EXCERPT TO READ
No probs - actually I would just add that I drove a non S Carrera for a few hours whilst they were fixing a problem with the gearbox on my S, and in terms of useable power, the non S felt damn fast as Dr Parmar says. I would recommend you try both when you get to the US as you may not need the extra power and you could spend the extra cash on sports seats or whatever.

Whichever you get I would recommend you get Sport Chrono - the car becomes an animal with this mode enabled. 8)


----------



## E (May 7, 2002)

Mayur,

If you get the March issue of GT Purely Porsche mag they've got a test of the 997 Carrera v Carrera S. I havent read it all but the general jist is that the Carrera is the better buy :?

Hope that confuses your decision a bit more :wink:

E


----------



## Mayur (Jan 29, 2004)

E said:


> Mayur,
> If you get the March issue of GT Purely Porsche mag they've got a test of the 997 Carrera v Carrera S. I havent read it all but the general jist is that the Carrera is the better buy :?
> 
> Hope that confuses your decision a bit more :wink:
> E


Thanks for the headup E. I will read the review.
Just when I was sort of decided... :wink:


----------



## E (May 7, 2002)

No problem

Just saw your post that you are going to the Kneesworth meet, if I remember tomorrow I will copy the article.

E


----------



## Mayur (Jan 29, 2004)

E said:


> No problem
> 
> Just saw your post that you are going to the Kneesworth meet, if I remember tomorrow I will copy the article.
> 
> E


Very kind of you E. Look forward to seeing you tomorrow.


----------



## raven (May 7, 2002)

Mayur - I'm taking my S into the garage again to have a small scratch fixed (not my fault!) and they are loaning me a brand new 996 C4S. It'll be interesting to compare the two and may help your decision (although I suspect I'll prefer the 997s...)


----------



## jamesl (May 15, 2002)

Lucky you Raven (having all these loan cars, not the scratch)  I hope I get a loan of my dealer principal's Carrera GT when my car goes in for it's 1,000 mile service. 

James
987 Boxster S


----------



## Mayur (Jan 29, 2004)

E said:


> Mayur,
> 
> If you get the March issue of GT Purely Porsche mag they've got a test of the 997 Carrera v Carrera S. I havent read it all but the general jist is that the Carrera is the better buy :?
> 
> ...


Thanks for the article E. Very interesting.
Am I correct in assuming that the Carrera (not S) that they reviewed had the optional Ceramic brakes ? If it did then and only then the handling edge falls with the non-S Carrera.


----------

SOURCE EXCERPT
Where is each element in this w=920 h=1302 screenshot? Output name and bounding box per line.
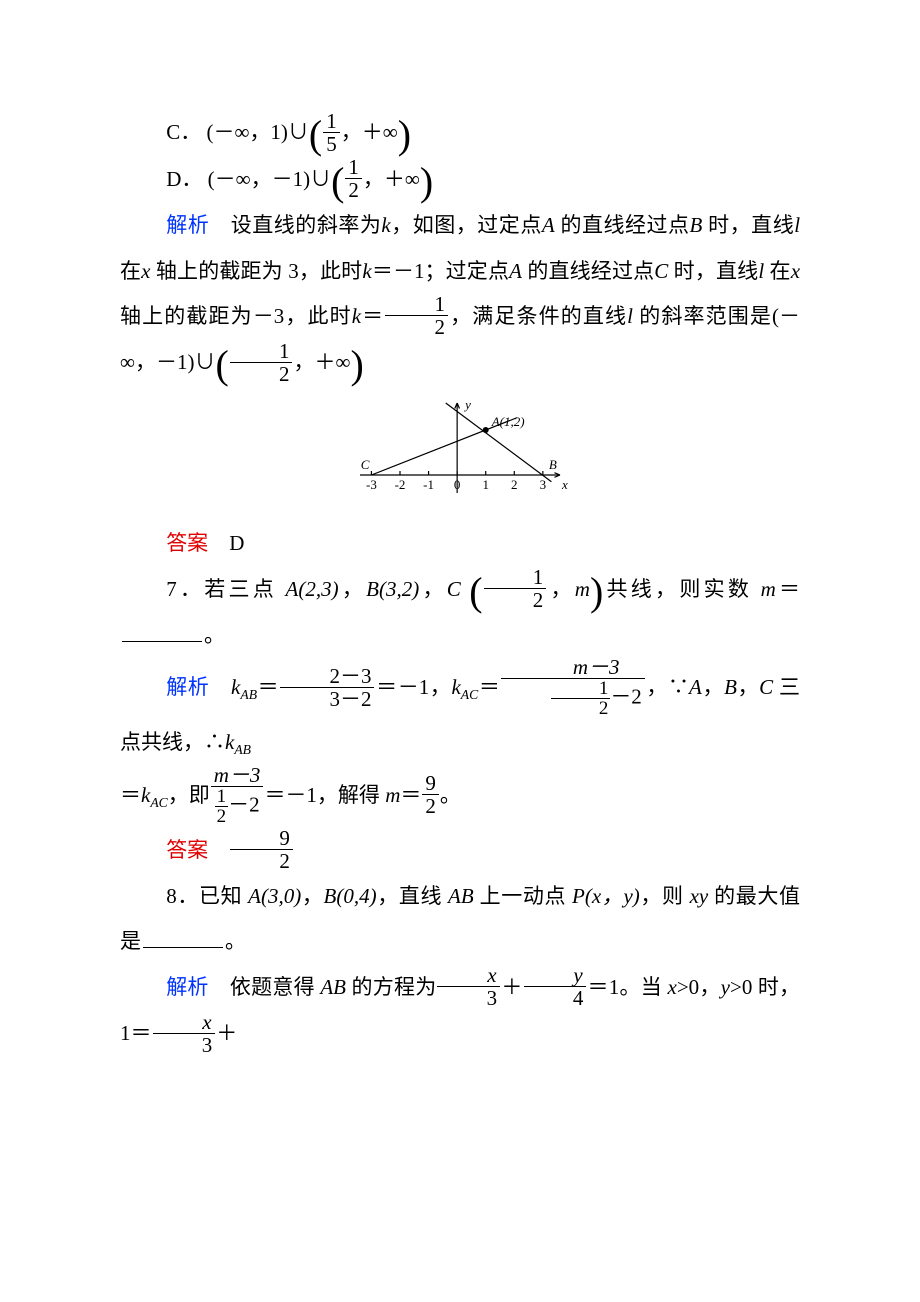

INSTRUCTION
Answer from the forum thread comparing the Carrera and Carrera S:
1. Which option does the first post recommend getting whichever car is chosen?
2. What loan car does raven say the garage is providing?
3. Which car is listed under James's name?
The data is separate material, unrelated to the thread.

FULL OUTPUT
1. Sport Chrono.
2. A brand new 996 C4S.
3. A 987 Boxster S.